*SUPPLIED MATERIAL:*
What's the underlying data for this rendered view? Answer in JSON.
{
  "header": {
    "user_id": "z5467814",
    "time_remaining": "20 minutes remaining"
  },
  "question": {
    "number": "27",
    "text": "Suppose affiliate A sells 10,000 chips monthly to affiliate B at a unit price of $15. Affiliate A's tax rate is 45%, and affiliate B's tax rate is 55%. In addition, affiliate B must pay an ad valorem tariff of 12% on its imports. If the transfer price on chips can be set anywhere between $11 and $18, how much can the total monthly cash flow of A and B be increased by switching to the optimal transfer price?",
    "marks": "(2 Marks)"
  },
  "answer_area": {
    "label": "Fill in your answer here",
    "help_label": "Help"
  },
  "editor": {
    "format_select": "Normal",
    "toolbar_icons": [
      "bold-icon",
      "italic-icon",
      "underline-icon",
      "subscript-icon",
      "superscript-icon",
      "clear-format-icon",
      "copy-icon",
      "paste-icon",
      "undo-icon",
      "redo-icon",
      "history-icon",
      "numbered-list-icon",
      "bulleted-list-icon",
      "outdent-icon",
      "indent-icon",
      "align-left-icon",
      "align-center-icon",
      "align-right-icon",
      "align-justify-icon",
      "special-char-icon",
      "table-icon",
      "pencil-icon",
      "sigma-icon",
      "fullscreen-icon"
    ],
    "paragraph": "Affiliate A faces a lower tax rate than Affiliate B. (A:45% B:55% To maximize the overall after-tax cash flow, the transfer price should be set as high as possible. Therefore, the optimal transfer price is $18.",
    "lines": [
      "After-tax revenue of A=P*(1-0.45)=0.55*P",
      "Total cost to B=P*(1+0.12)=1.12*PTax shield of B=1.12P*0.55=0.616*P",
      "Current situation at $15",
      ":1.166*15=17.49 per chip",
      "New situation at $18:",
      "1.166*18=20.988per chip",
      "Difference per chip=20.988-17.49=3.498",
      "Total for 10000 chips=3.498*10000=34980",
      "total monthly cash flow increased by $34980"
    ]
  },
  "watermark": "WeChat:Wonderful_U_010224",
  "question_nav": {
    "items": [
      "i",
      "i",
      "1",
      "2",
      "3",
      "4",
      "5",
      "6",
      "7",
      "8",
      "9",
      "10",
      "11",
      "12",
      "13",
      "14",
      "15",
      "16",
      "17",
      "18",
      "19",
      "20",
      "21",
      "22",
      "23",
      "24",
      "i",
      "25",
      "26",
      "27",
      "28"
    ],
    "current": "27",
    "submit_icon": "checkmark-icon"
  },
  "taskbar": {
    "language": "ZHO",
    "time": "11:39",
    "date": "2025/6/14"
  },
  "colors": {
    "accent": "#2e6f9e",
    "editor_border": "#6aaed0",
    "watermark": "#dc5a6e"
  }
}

*WORK TO BE COMPLETED:*
Retype the listing exactly, in full.

*WRITTEN SOLUTION:*
What's the underlying data for this rendered view? Answer in JSON.
{
  "header": {
    "user_id": "z5467814",
    "time_remaining": "20 minutes remaining"
  },
  "question": {
    "number": "27",
    "text": "Suppose affiliate A sells 10,000 chips monthly to affiliate B at a unit price of $15. Affiliate A's tax rate is 45%, and affiliate B's tax rate is 55%. In addition, affiliate B must pay an ad valorem tariff of 12% on its imports. If the transfer price on chips can be set anywhere between $11 and $18, how much can the total monthly cash flow of A and B be increased by switching to the optimal transfer price?",
    "marks": "(2 Marks)"
  },
  "answer_area": {
    "label": "Fill in your answer here",
    "help_label": "Help"
  },
  "editor": {
    "format_select": "Normal",
    "toolbar_icons": [
      "bold-icon",
      "italic-icon",
      "underline-icon",
      "subscript-icon",
      "superscript-icon",
      "clear-format-icon",
      "copy-icon",
      "paste-icon",
      "undo-icon",
      "redo-icon",
      "history-icon",
      "numbered-list-icon",
      "bulleted-list-icon",
      "outdent-icon",
      "indent-icon",
      "align-left-icon",
      "align-center-icon",
      "align-right-icon",
      "align-justify-icon",
      "special-char-icon",
      "table-icon",
      "pencil-icon",
      "sigma-icon",
      "fullscreen-icon"
    ],
    "paragraph": "Affiliate A faces a lower tax rate than Affiliate B. (A:45% B:55% To maximize the overall after-tax cash flow, the transfer price should be set as high as possible. Therefore, the optimal transfer price is $18.",
    "lines": [
      "After-tax revenue of A=P*(1-0.45)=0.55*P",
      "Total cost to B=P*(1+0.12)=1.12*PTax shield of B=1.12P*0.55=0.616*P",
      "Current situation at $15",
      ":1.166*15=17.49 per chip",
      "New situation at $18:",
      "1.166*18=20.988per chip",
      "Difference per chip=20.988-17.49=3.498",
      "Total for 10000 chips=3.498*10000=34980",
      "total monthly cash flow increased by $34980"
    ]
  },
  "watermark": "WeChat:Wonderful_U_010224",
  "question_nav": {
    "items": [
      "i",
      "i",
      "1",
      "2",
      "3",
      "4",
      "5",
      "6",
      "7",
      "8",
      "9",
      "10",
      "11",
      "12",
      "13",
      "14",
      "15",
      "16",
      "17",
      "18",
      "19",
      "20",
      "21",
      "22",
      "23",
      "24",
      "i",
      "25",
      "26",
      "27",
      "28"
    ],
    "current": "27",
    "submit_icon": "checkmark-icon"
  },
  "taskbar": {
    "language": "ZHO",
    "time": "11:39",
    "date": "2025/6/14"
  },
  "colors": {
    "accent": "#2e6f9e",
    "editor_border": "#6aaed0",
    "watermark": "#dc5a6e"
  }
}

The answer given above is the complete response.